**PROBLEM TO SOLVE**
Find "Output the text content of this document." in the material below, then copy that line and every subsequent line to the end, exactly.

**GIVEN ENTRIES**

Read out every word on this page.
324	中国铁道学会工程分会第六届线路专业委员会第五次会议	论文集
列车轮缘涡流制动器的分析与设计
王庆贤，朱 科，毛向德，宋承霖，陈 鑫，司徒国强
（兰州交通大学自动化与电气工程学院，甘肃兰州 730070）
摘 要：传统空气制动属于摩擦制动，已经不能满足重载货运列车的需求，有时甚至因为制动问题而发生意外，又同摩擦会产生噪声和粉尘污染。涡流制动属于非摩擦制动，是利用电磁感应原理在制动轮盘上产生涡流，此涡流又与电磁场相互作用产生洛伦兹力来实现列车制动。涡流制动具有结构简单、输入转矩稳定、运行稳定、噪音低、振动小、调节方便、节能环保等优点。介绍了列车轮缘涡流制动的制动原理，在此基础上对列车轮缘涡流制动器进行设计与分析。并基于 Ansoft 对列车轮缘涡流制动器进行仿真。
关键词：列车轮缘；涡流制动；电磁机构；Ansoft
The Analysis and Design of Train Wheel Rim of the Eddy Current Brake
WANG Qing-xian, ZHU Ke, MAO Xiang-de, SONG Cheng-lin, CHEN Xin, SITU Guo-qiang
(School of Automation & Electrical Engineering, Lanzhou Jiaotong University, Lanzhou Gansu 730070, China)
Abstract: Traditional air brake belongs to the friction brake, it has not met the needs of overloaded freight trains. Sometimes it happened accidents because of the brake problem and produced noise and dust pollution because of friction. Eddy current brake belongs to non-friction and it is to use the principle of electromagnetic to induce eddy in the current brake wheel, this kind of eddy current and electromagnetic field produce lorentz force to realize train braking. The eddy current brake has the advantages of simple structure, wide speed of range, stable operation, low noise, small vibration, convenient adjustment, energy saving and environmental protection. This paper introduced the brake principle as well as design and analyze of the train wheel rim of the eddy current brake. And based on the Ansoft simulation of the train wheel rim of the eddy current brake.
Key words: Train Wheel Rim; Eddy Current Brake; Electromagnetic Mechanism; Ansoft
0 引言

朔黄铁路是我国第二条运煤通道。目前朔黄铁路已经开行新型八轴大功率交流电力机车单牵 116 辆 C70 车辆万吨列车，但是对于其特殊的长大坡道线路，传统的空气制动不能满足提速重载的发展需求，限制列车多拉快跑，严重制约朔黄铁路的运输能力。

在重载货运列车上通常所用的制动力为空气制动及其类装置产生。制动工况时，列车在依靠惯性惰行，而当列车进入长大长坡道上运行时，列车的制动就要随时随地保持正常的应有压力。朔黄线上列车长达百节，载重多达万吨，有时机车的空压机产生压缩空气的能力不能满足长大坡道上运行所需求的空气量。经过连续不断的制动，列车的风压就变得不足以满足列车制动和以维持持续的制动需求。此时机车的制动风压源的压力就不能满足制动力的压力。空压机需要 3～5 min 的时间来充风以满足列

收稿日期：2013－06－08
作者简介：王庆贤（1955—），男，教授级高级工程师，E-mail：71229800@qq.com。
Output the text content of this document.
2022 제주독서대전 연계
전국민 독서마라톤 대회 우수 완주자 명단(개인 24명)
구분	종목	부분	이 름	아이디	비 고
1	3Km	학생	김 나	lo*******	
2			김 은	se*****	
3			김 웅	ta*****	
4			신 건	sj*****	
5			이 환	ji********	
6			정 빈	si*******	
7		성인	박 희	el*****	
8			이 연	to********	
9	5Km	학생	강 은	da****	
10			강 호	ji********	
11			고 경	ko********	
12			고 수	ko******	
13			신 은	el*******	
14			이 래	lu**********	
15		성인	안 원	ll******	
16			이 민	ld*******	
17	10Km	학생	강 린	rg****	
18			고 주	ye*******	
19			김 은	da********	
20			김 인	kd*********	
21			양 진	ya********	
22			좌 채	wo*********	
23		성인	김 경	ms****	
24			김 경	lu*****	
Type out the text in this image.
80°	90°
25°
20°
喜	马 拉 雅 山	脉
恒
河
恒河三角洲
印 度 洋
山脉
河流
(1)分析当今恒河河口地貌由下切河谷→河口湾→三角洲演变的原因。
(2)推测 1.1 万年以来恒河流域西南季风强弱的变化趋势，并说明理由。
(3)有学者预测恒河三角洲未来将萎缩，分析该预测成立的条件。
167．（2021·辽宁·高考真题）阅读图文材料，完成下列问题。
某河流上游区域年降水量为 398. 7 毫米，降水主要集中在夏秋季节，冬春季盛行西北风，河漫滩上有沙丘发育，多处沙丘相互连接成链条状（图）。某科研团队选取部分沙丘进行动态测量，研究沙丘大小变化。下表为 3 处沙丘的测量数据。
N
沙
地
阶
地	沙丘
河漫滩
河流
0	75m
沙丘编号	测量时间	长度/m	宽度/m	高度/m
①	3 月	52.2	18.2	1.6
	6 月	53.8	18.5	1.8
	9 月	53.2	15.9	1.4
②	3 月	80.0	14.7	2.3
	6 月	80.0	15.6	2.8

**REPLY TO THE EXERCISE**
Output the text content of this document.
2022 제주독서대전 연계
전국민 독서마라톤 대회 우수 완주자 명단(개인 24명)
구분	종목	부분	이 름	아이디	비 고
1	3Km	학생	김 나	lo*******	
2			김 은	se*****	
3			김 웅	ta*****	
4			신 건	sj*****	
5			이 환	ji********	
6			정 빈	si*******	
7		성인	박 희	el*****	
8			이 연	to********	
9	5Km	학생	강 은	da****	
10			강 호	ji********	
11			고 경	ko********	
12			고 수	ko******	
13			신 은	el*******	
14			이 래	lu**********	
15		성인	안 원	ll******	
16			이 민	ld*******	
17	10Km	학생	강 린	rg****	
18			고 주	ye*******	
19			김 은	da********	
20			김 인	kd*********	
21			양 진	ya********	
22			좌 채	wo*********	
23		성인	김 경	ms****	
24			김 경	lu*****	
Type out the text in this image.
80°	90°
25°
20°
喜	马 拉 雅 山	脉
恒
河
恒河三角洲
印 度 洋
山脉
河流
(1)分析当今恒河河口地貌由下切河谷→河口湾→三角洲演变的原因。
(2)推测 1.1 万年以来恒河流域西南季风强弱的变化趋势，并说明理由。
(3)有学者预测恒河三角洲未来将萎缩，分析该预测成立的条件。
167．（2021·辽宁·高考真题）阅读图文材料，完成下列问题。
某河流上游区域年降水量为 398. 7 毫米，降水主要集中在夏秋季节，冬春季盛行西北风，河漫滩上有沙丘发育，多处沙丘相互连接成链条状（图）。某科研团队选取部分沙丘进行动态测量，研究沙丘大小变化。下表为 3 处沙丘的测量数据。
N
沙
地
阶
地	沙丘
河漫滩
河流
0	75m
沙丘编号	测量时间	长度/m	宽度/m	高度/m
①	3 月	52.2	18.2	1.6
	6 月	53.8	18.5	1.8
	9 月	53.2	15.9	1.4
②	3 月	80.0	14.7	2.3
	6 月	80.0	15.6	2.8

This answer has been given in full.